[Collected data entries]
- - - - -

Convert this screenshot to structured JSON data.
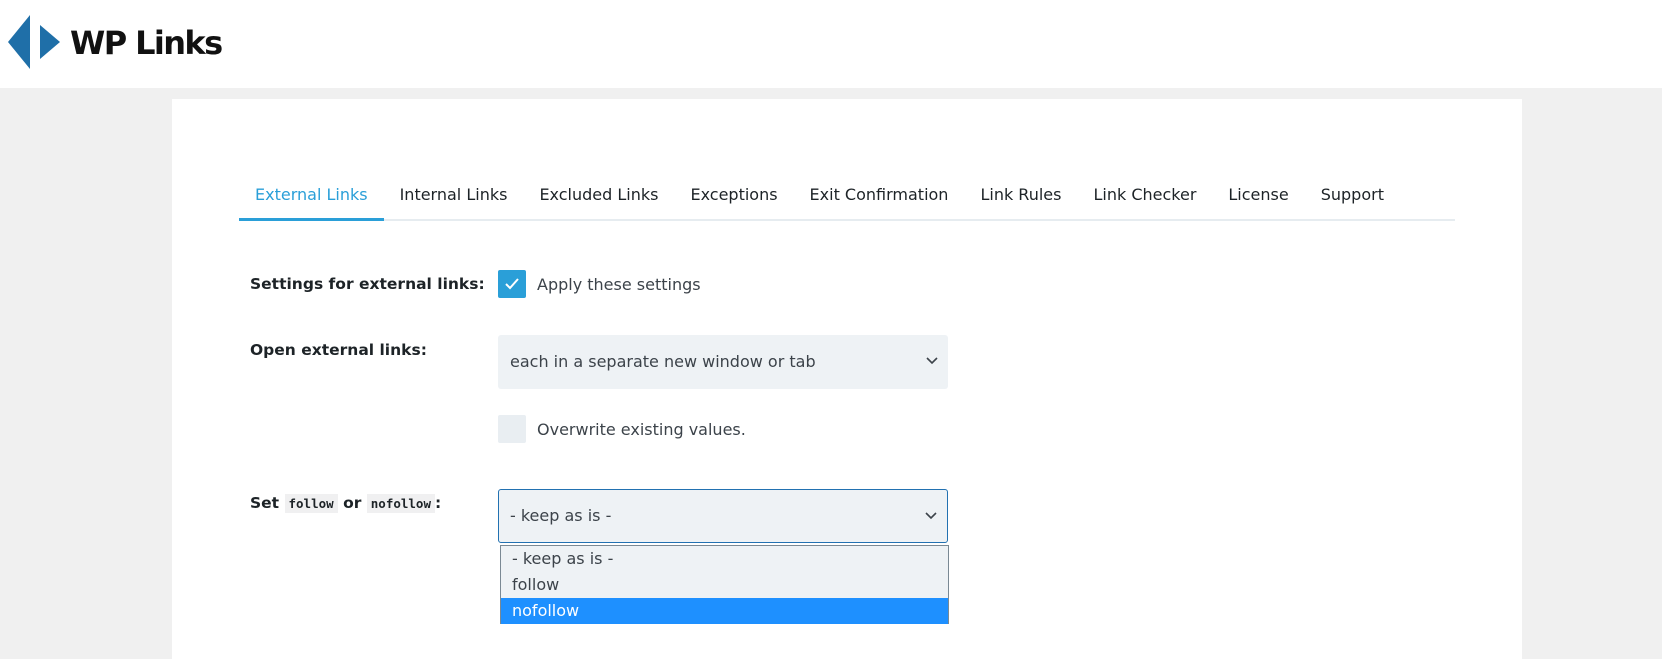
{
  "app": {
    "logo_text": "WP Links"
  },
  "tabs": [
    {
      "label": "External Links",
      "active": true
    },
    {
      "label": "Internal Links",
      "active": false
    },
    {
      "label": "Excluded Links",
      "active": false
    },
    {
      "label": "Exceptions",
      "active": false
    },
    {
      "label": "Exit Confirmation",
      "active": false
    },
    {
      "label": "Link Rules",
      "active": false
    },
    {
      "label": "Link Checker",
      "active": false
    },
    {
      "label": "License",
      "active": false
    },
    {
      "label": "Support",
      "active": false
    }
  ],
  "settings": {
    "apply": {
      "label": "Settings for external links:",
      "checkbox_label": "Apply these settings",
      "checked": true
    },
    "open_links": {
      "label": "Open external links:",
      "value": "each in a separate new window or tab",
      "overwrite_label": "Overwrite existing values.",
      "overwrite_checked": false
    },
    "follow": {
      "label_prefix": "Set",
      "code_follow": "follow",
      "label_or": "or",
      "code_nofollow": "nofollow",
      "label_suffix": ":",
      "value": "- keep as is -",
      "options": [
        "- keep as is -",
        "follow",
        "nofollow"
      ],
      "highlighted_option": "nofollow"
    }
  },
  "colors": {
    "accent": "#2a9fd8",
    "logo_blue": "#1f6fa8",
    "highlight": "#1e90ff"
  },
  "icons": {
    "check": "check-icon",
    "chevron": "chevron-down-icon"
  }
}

- - - - -

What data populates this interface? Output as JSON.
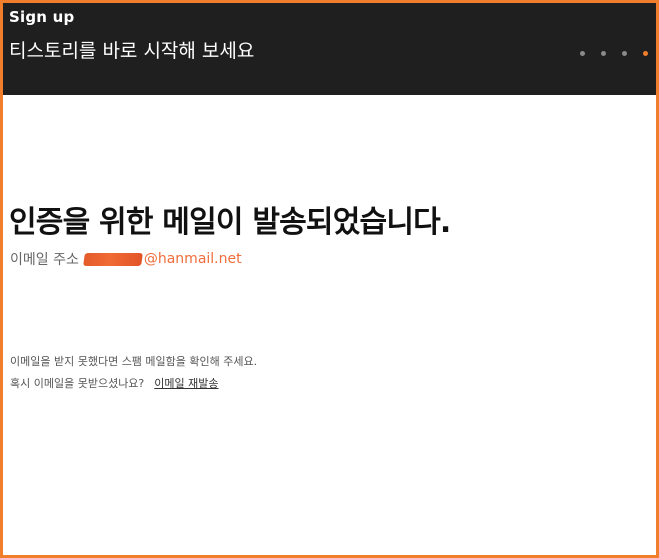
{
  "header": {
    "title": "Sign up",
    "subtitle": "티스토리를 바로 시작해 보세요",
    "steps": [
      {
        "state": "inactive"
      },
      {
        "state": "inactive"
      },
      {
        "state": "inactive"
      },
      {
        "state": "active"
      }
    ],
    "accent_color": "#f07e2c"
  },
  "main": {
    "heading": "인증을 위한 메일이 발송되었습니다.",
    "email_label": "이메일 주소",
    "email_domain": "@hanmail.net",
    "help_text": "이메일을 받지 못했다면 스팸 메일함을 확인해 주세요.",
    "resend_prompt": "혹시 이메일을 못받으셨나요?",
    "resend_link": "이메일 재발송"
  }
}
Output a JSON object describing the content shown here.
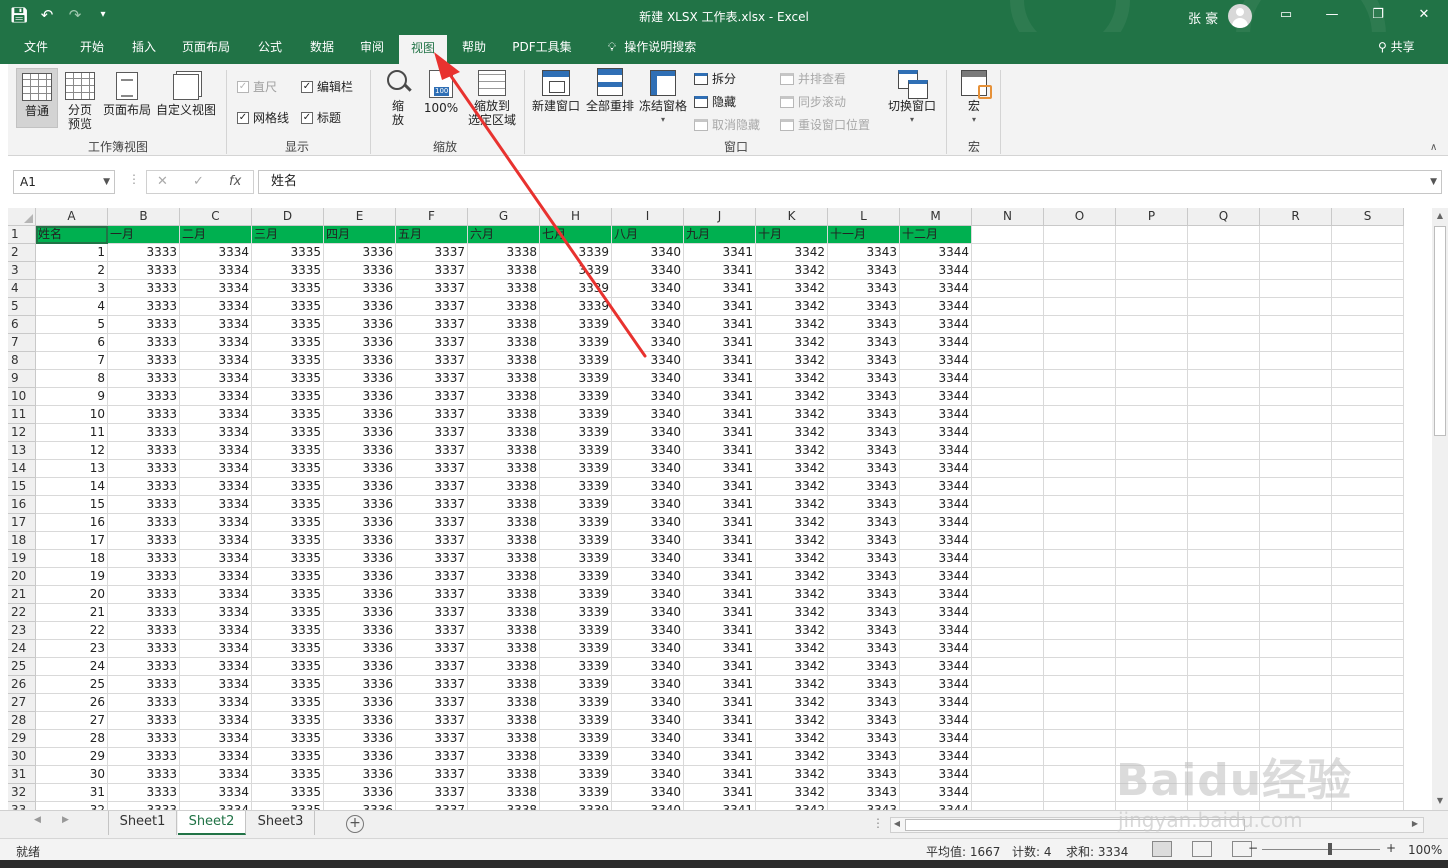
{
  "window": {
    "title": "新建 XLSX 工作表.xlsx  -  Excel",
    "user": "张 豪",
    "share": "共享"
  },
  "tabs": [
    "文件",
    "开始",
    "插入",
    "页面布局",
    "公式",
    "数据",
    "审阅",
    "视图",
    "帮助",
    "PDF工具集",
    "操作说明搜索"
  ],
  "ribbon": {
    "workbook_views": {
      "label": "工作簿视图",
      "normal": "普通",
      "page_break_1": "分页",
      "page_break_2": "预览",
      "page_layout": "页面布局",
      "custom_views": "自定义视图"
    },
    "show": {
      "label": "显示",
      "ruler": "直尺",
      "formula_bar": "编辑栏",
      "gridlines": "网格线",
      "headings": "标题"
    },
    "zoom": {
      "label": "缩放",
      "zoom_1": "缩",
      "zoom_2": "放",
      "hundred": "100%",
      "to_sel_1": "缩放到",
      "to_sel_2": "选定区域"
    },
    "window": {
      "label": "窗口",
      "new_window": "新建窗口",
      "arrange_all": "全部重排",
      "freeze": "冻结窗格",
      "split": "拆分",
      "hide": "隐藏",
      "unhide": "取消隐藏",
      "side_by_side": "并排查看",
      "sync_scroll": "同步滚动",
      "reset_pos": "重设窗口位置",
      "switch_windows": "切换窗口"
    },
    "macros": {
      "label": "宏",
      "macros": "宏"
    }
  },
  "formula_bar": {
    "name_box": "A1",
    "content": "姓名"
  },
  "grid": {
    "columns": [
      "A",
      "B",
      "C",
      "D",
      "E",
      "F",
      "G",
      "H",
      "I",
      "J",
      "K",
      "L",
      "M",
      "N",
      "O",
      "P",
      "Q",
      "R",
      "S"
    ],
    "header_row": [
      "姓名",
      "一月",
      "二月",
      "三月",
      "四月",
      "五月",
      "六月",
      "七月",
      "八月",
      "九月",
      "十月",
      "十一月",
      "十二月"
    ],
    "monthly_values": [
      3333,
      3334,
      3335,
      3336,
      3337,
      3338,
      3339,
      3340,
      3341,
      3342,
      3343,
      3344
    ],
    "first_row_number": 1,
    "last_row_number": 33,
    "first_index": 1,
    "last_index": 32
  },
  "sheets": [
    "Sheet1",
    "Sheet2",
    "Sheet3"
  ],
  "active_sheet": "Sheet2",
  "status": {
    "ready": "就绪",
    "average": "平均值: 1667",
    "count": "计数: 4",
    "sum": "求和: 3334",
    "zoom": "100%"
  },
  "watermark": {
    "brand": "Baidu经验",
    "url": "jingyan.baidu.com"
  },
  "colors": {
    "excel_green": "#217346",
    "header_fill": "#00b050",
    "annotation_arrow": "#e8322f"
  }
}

- - - - -

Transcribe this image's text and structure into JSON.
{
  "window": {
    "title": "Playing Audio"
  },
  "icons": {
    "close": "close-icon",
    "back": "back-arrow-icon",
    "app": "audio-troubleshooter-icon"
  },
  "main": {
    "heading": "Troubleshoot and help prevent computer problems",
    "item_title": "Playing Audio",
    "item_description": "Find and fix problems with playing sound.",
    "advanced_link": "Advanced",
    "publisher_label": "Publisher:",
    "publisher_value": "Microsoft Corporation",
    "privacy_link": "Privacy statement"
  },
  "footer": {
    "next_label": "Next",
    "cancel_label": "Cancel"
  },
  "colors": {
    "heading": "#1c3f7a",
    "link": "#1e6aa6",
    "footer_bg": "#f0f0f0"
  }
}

- - - - -

▸ **Task directions**: What is the number of lines in the data that hold the word "JSON"? Reply with that number and nothing else.

▸ **Response to the exercise**: 4